**Page excerpt**
===
5. Intermittent Pneumatic Compression (IPC)
  • IPC is a device that reduces limb swelling. It is primarily prescribed for the treatment of venous insufficiency, and sometimes lymphedema. It is basically a sleeve with air chambers and a pump system that applies sequential air pressure to squeeze the limb and push fluid out of it.
  • It may reduce help swelling for some lipedema patients where noticeable swelling is present. It can be used by some patients as a supplement to compression, MLD and exercise therapy, if these are deemed insufficient.
  • Use of this device should be assessed on a case-by-case basis, as it will not be effective for some patients, or may be too painful for patients who are particularly pain sensitive.
  • There is a risk of complications for some patients. Incorrect use could in some cases lead to swelling in the genitals and fluid cysts (ref5).


For patients who show no improvement in symptoms with conservative treatment, or who continue to see disease progression, they may consider surgery as an option.

1. Liposuction and Lipectomy
  • Surgery, and in particular liposuction, may be a treatment option for some to reduce the abnormal fat deposits caused by lipedema. It is usually performed in multiple sessions. Following liposuction women will typically benefit from compression therapy and MLD, and should strive to maintain an active lifestyle and manage their weight to help delay the return of the condition. Reports suggest that for as many as 65% of patients, liposuction can decrease the need for ongoing conservative management (ref 6).
===
**Given entries**
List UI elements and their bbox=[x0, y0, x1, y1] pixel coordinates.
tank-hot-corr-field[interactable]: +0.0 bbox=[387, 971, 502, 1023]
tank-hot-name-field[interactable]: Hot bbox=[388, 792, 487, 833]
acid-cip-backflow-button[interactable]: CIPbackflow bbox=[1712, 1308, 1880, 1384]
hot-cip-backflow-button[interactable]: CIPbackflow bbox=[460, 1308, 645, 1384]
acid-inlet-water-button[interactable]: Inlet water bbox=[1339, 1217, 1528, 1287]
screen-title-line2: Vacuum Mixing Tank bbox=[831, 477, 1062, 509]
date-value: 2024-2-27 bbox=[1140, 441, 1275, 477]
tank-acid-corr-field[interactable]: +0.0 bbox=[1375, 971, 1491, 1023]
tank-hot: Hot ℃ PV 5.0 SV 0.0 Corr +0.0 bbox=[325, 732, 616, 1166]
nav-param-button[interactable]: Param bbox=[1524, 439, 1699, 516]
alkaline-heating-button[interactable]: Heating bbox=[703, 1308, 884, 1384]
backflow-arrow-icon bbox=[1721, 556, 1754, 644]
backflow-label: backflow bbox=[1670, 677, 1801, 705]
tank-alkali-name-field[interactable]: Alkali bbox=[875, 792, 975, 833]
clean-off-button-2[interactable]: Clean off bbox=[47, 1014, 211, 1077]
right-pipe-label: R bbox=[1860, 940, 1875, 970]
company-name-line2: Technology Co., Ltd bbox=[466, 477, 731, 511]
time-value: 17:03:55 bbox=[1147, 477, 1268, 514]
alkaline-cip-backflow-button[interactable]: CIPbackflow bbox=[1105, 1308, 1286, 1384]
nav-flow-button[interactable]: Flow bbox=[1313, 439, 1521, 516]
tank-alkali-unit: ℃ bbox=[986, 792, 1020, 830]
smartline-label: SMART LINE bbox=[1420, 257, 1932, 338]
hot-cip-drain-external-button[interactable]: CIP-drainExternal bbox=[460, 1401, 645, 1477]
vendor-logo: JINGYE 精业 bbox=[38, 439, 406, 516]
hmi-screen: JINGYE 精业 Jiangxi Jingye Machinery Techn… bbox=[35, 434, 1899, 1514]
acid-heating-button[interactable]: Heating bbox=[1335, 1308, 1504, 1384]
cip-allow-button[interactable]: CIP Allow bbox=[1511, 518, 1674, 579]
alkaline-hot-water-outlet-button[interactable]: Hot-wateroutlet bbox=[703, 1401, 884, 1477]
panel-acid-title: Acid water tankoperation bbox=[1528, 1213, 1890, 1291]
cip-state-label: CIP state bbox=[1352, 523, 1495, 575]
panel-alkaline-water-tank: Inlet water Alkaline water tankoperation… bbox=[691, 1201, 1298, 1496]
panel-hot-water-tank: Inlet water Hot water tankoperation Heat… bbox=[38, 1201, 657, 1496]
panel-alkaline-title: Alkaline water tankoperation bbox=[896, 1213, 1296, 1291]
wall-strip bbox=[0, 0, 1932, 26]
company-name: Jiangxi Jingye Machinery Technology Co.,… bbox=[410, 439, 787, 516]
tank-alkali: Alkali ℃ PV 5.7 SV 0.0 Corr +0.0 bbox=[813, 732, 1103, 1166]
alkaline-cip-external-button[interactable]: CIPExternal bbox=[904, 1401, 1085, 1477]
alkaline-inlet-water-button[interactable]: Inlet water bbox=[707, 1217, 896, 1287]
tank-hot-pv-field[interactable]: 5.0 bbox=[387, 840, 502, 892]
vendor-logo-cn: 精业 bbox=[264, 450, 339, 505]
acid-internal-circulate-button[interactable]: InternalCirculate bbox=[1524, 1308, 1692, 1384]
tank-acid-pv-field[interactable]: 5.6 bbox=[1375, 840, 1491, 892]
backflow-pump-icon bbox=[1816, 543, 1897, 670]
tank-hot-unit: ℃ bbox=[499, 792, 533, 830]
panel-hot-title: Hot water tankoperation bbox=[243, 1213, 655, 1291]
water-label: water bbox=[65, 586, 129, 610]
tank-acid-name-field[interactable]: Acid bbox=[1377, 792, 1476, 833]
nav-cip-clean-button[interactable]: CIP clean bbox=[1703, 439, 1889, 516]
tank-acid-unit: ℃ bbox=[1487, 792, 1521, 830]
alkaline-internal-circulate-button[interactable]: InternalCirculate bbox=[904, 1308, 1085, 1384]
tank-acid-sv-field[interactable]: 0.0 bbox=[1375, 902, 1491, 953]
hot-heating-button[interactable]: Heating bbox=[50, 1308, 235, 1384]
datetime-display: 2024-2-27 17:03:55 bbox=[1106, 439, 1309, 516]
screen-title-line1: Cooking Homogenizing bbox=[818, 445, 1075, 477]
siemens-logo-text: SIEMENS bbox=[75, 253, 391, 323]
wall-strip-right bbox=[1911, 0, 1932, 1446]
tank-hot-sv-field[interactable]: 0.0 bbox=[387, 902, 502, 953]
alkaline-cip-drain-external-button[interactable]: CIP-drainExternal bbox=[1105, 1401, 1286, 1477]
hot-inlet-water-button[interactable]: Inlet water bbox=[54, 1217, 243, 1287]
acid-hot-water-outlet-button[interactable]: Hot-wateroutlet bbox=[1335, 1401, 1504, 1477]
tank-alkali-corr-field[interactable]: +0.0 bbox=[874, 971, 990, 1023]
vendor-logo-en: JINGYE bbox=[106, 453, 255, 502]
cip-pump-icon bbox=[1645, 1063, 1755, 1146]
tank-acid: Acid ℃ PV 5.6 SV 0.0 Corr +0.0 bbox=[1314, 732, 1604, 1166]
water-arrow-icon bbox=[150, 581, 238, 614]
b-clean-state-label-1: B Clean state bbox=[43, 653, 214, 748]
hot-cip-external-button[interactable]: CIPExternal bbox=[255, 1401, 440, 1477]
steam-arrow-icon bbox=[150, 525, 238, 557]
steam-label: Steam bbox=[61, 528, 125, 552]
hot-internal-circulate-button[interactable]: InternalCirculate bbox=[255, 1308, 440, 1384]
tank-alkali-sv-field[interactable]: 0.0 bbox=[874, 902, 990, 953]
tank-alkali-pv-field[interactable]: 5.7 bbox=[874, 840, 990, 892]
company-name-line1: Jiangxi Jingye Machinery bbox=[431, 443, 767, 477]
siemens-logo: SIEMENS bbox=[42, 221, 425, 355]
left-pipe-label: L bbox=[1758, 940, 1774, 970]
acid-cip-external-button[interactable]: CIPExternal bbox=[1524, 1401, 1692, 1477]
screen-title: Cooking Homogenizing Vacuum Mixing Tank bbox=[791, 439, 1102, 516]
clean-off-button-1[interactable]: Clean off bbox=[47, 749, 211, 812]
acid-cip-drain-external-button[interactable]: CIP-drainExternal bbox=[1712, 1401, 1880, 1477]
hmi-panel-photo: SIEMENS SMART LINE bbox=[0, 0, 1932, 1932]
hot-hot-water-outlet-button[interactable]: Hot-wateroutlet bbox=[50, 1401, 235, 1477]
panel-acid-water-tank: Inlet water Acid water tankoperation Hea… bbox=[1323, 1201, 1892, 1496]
===
**Task instructions**
a. Return everything in the lipedema treatment excerpt from "5. Intermittent Pneumatic" down to "particularly pain sensitive.", copied word for word.
b. According to the lipedema treatment excerpt, which therapies can IPC supplement? Give every one.

**Your written answers**
a.
5. Intermittent Pneumatic Compression (IPC)
  • IPC is a device that reduces limb swelling. It is primarily prescribed for the treatment of venous insufficiency, and sometimes lymphedema. It is basically a sleeve with air chambers and a pump system that applies sequential air pressure to squeeze the limb and push fluid out of it.
  • It may reduce help swelling for some lipedema patients where noticeable swelling is present. It can be used by some patients as a supplement to compression, MLD and exercise therapy, if these are deemed insufficient.
  • Use of this device should be assessed on a case-by-case basis, as it will not be effective for some patients, or may be too painful for patients who are particularly pain sensitive.

b.
- Compression
- MLD
- Exercise therapy